_GIVEN TASK_. Copy all lines in which the word "Kindergarten" can be found.

_Dataset items_.

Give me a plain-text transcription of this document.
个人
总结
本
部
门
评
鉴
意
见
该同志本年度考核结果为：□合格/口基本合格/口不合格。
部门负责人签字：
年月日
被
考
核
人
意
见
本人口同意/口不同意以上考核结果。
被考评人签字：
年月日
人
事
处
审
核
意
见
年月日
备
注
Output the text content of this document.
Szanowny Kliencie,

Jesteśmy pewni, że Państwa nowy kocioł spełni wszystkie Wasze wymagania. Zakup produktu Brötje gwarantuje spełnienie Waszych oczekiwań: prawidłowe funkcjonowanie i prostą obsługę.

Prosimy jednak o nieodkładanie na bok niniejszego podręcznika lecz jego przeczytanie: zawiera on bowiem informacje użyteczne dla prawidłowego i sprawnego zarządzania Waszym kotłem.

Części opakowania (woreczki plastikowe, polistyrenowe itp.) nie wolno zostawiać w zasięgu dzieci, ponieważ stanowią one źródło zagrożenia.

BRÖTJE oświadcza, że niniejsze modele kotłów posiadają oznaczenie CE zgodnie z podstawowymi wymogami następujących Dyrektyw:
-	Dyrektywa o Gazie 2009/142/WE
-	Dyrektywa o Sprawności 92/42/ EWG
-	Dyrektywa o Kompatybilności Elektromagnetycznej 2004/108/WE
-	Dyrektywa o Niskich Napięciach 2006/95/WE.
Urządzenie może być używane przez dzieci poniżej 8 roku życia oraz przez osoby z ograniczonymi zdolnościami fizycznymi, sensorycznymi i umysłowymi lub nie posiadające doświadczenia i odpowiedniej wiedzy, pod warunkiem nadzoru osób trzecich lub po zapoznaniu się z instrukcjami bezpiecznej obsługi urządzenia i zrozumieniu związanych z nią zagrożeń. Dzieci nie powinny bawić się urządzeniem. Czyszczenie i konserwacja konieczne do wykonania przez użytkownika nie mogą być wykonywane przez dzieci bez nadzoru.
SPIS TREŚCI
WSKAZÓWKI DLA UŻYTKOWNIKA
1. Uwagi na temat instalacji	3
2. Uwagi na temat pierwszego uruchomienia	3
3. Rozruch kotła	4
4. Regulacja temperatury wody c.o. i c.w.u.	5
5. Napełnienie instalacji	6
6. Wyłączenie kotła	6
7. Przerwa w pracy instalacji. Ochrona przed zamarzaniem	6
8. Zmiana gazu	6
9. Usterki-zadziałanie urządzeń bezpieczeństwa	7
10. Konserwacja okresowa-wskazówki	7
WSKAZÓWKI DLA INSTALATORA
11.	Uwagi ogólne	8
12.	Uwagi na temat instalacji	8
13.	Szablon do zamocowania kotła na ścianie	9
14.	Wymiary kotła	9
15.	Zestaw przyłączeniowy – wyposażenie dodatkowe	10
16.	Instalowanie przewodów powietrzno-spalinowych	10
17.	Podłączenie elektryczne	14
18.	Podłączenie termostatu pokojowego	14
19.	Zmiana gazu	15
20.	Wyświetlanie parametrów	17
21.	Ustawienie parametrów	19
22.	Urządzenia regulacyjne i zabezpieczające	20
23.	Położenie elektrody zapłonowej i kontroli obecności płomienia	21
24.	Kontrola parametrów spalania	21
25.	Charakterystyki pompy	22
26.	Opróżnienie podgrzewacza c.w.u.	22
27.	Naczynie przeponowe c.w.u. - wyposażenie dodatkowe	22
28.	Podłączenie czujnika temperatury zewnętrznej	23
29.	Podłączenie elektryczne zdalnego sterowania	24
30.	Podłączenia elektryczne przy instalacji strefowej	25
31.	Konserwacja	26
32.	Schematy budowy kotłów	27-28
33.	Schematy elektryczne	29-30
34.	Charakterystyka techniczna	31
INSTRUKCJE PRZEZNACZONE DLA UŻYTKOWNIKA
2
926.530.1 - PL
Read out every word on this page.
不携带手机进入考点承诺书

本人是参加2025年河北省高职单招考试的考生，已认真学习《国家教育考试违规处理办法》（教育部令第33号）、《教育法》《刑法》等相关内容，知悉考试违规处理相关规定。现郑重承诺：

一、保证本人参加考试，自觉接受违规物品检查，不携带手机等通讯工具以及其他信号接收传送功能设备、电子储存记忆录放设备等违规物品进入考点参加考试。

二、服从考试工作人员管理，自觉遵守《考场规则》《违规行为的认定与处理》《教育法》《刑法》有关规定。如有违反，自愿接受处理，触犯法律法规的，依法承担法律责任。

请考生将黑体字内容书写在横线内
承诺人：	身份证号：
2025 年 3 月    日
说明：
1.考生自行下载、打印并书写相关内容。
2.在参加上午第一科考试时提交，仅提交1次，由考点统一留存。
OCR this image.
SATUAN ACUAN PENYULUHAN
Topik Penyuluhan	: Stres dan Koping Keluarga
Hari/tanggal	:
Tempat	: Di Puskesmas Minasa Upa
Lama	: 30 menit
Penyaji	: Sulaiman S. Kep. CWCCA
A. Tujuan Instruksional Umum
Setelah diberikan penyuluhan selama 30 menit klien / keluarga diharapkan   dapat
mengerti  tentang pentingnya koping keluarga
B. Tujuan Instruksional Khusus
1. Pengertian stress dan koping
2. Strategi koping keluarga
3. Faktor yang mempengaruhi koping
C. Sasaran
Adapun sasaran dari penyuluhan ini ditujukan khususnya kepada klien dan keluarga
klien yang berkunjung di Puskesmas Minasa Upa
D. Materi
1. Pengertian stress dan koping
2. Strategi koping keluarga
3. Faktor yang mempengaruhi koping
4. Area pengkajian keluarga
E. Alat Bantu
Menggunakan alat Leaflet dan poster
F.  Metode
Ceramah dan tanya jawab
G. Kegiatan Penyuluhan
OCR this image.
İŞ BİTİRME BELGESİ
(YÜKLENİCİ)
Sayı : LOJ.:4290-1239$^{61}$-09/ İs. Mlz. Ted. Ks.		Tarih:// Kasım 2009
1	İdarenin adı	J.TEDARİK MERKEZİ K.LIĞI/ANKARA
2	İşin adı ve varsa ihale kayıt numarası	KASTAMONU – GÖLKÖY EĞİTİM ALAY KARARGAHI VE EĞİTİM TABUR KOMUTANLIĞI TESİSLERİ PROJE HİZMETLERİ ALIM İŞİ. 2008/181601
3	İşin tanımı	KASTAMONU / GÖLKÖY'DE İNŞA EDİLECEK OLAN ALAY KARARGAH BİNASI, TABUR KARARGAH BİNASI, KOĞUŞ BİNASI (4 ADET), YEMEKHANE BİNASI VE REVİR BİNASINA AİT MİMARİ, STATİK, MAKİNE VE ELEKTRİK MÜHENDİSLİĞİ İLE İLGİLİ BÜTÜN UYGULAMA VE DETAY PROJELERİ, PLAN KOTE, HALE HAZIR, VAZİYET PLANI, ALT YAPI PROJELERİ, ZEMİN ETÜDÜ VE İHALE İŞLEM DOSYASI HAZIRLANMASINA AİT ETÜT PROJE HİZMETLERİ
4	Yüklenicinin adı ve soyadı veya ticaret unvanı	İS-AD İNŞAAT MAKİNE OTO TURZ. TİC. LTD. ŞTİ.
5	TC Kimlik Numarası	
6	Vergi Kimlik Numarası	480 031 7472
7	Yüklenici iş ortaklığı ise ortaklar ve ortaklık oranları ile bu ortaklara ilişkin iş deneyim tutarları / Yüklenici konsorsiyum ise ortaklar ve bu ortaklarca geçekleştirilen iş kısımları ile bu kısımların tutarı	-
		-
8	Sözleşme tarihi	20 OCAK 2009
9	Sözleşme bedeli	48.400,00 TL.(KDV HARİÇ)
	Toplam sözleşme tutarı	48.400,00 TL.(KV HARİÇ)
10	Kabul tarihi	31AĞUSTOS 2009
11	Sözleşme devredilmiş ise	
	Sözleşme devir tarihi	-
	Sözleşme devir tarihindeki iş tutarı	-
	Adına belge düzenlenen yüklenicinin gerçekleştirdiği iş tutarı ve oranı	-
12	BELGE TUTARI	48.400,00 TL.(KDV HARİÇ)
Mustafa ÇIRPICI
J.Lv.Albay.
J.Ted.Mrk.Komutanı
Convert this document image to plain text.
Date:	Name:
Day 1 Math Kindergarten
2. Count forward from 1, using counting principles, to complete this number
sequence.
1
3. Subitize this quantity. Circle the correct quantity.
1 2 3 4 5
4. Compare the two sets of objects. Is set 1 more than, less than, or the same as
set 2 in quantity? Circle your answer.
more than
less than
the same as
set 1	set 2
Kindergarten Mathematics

_OUTPUT FOR THIS EXERCISE_.
Day 1 Math Kindergarten
Kindergarten Mathematics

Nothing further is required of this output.